Data records
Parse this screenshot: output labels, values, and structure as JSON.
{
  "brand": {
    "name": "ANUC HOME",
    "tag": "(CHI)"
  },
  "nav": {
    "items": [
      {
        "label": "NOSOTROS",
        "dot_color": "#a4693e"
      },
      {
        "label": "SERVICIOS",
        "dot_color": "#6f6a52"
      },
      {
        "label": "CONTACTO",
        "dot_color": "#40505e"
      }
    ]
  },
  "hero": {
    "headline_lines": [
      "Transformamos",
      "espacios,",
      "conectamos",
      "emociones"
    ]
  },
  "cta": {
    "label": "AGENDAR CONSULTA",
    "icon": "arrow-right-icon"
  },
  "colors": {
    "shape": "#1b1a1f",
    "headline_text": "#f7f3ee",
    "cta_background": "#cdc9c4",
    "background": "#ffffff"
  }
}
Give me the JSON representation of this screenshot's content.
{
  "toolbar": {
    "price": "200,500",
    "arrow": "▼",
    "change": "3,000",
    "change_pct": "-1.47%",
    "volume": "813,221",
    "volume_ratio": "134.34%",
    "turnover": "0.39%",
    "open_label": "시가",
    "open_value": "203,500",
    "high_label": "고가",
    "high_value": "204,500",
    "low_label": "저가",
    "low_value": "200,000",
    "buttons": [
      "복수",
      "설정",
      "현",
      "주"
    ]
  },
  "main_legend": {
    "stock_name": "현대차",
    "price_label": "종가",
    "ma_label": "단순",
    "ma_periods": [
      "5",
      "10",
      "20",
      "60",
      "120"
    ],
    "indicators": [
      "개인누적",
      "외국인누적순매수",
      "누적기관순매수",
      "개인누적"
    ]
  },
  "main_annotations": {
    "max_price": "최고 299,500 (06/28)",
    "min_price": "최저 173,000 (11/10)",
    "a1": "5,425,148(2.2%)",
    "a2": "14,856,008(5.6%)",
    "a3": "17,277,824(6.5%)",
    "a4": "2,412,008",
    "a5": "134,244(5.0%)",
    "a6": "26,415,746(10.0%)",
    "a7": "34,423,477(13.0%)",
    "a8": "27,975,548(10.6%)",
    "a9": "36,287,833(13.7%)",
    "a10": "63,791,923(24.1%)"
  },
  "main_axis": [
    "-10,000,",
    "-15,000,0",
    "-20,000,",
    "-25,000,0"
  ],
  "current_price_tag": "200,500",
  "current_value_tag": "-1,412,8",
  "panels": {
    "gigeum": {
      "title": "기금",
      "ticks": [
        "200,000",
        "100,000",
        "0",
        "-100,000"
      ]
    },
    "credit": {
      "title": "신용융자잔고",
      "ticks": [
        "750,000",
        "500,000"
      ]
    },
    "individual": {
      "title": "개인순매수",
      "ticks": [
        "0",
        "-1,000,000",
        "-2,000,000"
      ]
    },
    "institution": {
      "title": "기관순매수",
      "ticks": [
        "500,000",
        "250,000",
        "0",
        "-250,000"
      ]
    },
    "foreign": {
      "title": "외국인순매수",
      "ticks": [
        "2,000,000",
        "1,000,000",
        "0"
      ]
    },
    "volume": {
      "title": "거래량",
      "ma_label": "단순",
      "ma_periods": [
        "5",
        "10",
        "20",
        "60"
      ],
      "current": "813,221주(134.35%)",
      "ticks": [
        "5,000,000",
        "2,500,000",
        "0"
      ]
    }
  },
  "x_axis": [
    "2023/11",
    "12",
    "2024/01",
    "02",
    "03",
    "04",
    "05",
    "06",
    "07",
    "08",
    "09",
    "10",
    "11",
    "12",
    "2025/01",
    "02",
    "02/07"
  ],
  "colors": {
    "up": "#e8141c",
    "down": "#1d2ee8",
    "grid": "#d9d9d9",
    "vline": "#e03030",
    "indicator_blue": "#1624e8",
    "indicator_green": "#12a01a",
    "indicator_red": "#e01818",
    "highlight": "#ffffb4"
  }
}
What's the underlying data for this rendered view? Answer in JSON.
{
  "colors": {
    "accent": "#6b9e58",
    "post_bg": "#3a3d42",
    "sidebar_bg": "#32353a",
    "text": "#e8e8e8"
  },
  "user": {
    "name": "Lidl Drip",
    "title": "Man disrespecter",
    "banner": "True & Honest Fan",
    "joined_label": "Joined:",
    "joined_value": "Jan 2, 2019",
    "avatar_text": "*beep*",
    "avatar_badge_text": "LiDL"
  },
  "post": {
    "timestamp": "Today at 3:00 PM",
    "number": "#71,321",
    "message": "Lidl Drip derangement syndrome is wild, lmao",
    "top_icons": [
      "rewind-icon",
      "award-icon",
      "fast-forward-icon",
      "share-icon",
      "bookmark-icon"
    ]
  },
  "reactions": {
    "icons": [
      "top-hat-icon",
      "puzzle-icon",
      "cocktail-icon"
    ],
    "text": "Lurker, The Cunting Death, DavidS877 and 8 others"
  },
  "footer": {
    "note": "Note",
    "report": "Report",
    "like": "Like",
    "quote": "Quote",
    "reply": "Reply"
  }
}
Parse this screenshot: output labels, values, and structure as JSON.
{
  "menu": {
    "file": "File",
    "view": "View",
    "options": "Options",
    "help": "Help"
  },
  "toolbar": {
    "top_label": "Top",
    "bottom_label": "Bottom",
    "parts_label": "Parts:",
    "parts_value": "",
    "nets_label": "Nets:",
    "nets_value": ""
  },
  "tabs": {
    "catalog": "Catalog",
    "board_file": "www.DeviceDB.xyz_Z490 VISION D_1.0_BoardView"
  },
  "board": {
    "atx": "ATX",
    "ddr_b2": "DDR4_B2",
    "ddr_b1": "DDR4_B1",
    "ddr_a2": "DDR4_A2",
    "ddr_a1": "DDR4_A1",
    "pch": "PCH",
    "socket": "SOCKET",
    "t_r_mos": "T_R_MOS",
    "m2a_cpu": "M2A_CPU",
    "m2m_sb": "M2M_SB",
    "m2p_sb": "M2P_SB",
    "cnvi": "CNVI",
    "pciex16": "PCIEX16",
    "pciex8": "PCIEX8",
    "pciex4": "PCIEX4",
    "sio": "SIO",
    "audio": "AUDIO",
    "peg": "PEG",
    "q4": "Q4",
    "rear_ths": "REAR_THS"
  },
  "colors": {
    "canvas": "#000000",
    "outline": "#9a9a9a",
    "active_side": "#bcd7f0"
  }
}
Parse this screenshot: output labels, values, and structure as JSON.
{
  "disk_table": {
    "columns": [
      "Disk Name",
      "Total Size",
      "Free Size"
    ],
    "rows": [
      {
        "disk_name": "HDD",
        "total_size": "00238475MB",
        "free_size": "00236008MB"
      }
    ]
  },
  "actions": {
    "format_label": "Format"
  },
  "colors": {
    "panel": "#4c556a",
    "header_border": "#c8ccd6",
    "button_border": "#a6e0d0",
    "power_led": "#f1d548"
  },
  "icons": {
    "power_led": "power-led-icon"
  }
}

Given problem: Each record above should be output again exactly.

Result of the task:
Parse this screenshot: output labels, values, and structure as JSON.
{
  "brand": {
    "name": "ANUC HOME",
    "tag": "(CHI)"
  },
  "nav": {
    "items": [
      {
        "label": "NOSOTROS",
        "dot_color": "#a4693e"
      },
      {
        "label": "SERVICIOS",
        "dot_color": "#6f6a52"
      },
      {
        "label": "CONTACTO",
        "dot_color": "#40505e"
      }
    ]
  },
  "hero": {
    "headline_lines": [
      "Transformamos",
      "espacios,",
      "conectamos",
      "emociones"
    ]
  },
  "cta": {
    "label": "AGENDAR CONSULTA",
    "icon": "arrow-right-icon"
  },
  "colors": {
    "shape": "#1b1a1f",
    "headline_text": "#f7f3ee",
    "cta_background": "#cdc9c4",
    "background": "#ffffff"
  }
}
Give me the JSON representation of this screenshot's content.
{
  "toolbar": {
    "price": "200,500",
    "arrow": "▼",
    "change": "3,000",
    "change_pct": "-1.47%",
    "volume": "813,221",
    "volume_ratio": "134.34%",
    "turnover": "0.39%",
    "open_label": "시가",
    "open_value": "203,500",
    "high_label": "고가",
    "high_value": "204,500",
    "low_label": "저가",
    "low_value": "200,000",
    "buttons": [
      "복수",
      "설정",
      "현",
      "주"
    ]
  },
  "main_legend": {
    "stock_name": "현대차",
    "price_label": "종가",
    "ma_label": "단순",
    "ma_periods": [
      "5",
      "10",
      "20",
      "60",
      "120"
    ],
    "indicators": [
      "개인누적",
      "외국인누적순매수",
      "누적기관순매수",
      "개인누적"
    ]
  },
  "main_annotations": {
    "max_price": "최고 299,500 (06/28)",
    "min_price": "최저 173,000 (11/10)",
    "a1": "5,425,148(2.2%)",
    "a2": "14,856,008(5.6%)",
    "a3": "17,277,824(6.5%)",
    "a4": "2,412,008",
    "a5": "134,244(5.0%)",
    "a6": "26,415,746(10.0%)",
    "a7": "34,423,477(13.0%)",
    "a8": "27,975,548(10.6%)",
    "a9": "36,287,833(13.7%)",
    "a10": "63,791,923(24.1%)"
  },
  "main_axis": [
    "-10,000,",
    "-15,000,0",
    "-20,000,",
    "-25,000,0"
  ],
  "current_price_tag": "200,500",
  "current_value_tag": "-1,412,8",
  "panels": {
    "gigeum": {
      "title": "기금",
      "ticks": [
        "200,000",
        "100,000",
        "0",
        "-100,000"
      ]
    },
    "credit": {
      "title": "신용융자잔고",
      "ticks": [
        "750,000",
        "500,000"
      ]
    },
    "individual": {
      "title": "개인순매수",
      "ticks": [
        "0",
        "-1,000,000",
        "-2,000,000"
      ]
    },
    "institution": {
      "title": "기관순매수",
      "ticks": [
        "500,000",
        "250,000",
        "0",
        "-250,000"
      ]
    },
    "foreign": {
      "title": "외국인순매수",
      "ticks": [
        "2,000,000",
        "1,000,000",
        "0"
      ]
    },
    "volume": {
      "title": "거래량",
      "ma_label": "단순",
      "ma_periods": [
        "5",
        "10",
        "20",
        "60"
      ],
      "current": "813,221주(134.35%)",
      "ticks": [
        "5,000,000",
        "2,500,000",
        "0"
      ]
    }
  },
  "x_axis": [
    "2023/11",
    "12",
    "2024/01",
    "02",
    "03",
    "04",
    "05",
    "06",
    "07",
    "08",
    "09",
    "10",
    "11",
    "12",
    "2025/01",
    "02",
    "02/07"
  ],
  "colors": {
    "up": "#e8141c",
    "down": "#1d2ee8",
    "grid": "#d9d9d9",
    "vline": "#e03030",
    "indicator_blue": "#1624e8",
    "indicator_green": "#12a01a",
    "indicator_red": "#e01818",
    "highlight": "#ffffb4"
  }
}
What's the underlying data for this rendered view? Answer in JSON.
{
  "colors": {
    "accent": "#6b9e58",
    "post_bg": "#3a3d42",
    "sidebar_bg": "#32353a",
    "text": "#e8e8e8"
  },
  "user": {
    "name": "Lidl Drip",
    "title": "Man disrespecter",
    "banner": "True & Honest Fan",
    "joined_label": "Joined:",
    "joined_value": "Jan 2, 2019",
    "avatar_text": "*beep*",
    "avatar_badge_text": "LiDL"
  },
  "post": {
    "timestamp": "Today at 3:00 PM",
    "number": "#71,321",
    "message": "Lidl Drip derangement syndrome is wild, lmao",
    "top_icons": [
      "rewind-icon",
      "award-icon",
      "fast-forward-icon",
      "share-icon",
      "bookmark-icon"
    ]
  },
  "reactions": {
    "icons": [
      "top-hat-icon",
      "puzzle-icon",
      "cocktail-icon"
    ],
    "text": "Lurker, The Cunting Death, DavidS877 and 8 others"
  },
  "footer": {
    "note": "Note",
    "report": "Report",
    "like": "Like",
    "quote": "Quote",
    "reply": "Reply"
  }
}
Parse this screenshot: output labels, values, and structure as JSON.
{
  "menu": {
    "file": "File",
    "view": "View",
    "options": "Options",
    "help": "Help"
  },
  "toolbar": {
    "top_label": "Top",
    "bottom_label": "Bottom",
    "parts_label": "Parts:",
    "parts_value": "",
    "nets_label": "Nets:",
    "nets_value": ""
  },
  "tabs": {
    "catalog": "Catalog",
    "board_file": "www.DeviceDB.xyz_Z490 VISION D_1.0_BoardView"
  },
  "board": {
    "atx": "ATX",
    "ddr_b2": "DDR4_B2",
    "ddr_b1": "DDR4_B1",
    "ddr_a2": "DDR4_A2",
    "ddr_a1": "DDR4_A1",
    "pch": "PCH",
    "socket": "SOCKET",
    "t_r_mos": "T_R_MOS",
    "m2a_cpu": "M2A_CPU",
    "m2m_sb": "M2M_SB",
    "m2p_sb": "M2P_SB",
    "cnvi": "CNVI",
    "pciex16": "PCIEX16",
    "pciex8": "PCIEX8",
    "pciex4": "PCIEX4",
    "sio": "SIO",
    "audio": "AUDIO",
    "peg": "PEG",
    "q4": "Q4",
    "rear_ths": "REAR_THS"
  },
  "colors": {
    "canvas": "#000000",
    "outline": "#9a9a9a",
    "active_side": "#bcd7f0"
  }
}
Parse this screenshot: output labels, values, and structure as JSON.
{
  "disk_table": {
    "columns": [
      "Disk Name",
      "Total Size",
      "Free Size"
    ],
    "rows": [
      {
        "disk_name": "HDD",
        "total_size": "00238475MB",
        "free_size": "00236008MB"
      }
    ]
  },
  "actions": {
    "format_label": "Format"
  },
  "colors": {
    "panel": "#4c556a",
    "header_border": "#c8ccd6",
    "button_border": "#a6e0d0",
    "power_led": "#f1d548"
  },
  "icons": {
    "power_led": "power-led-icon"
  }
}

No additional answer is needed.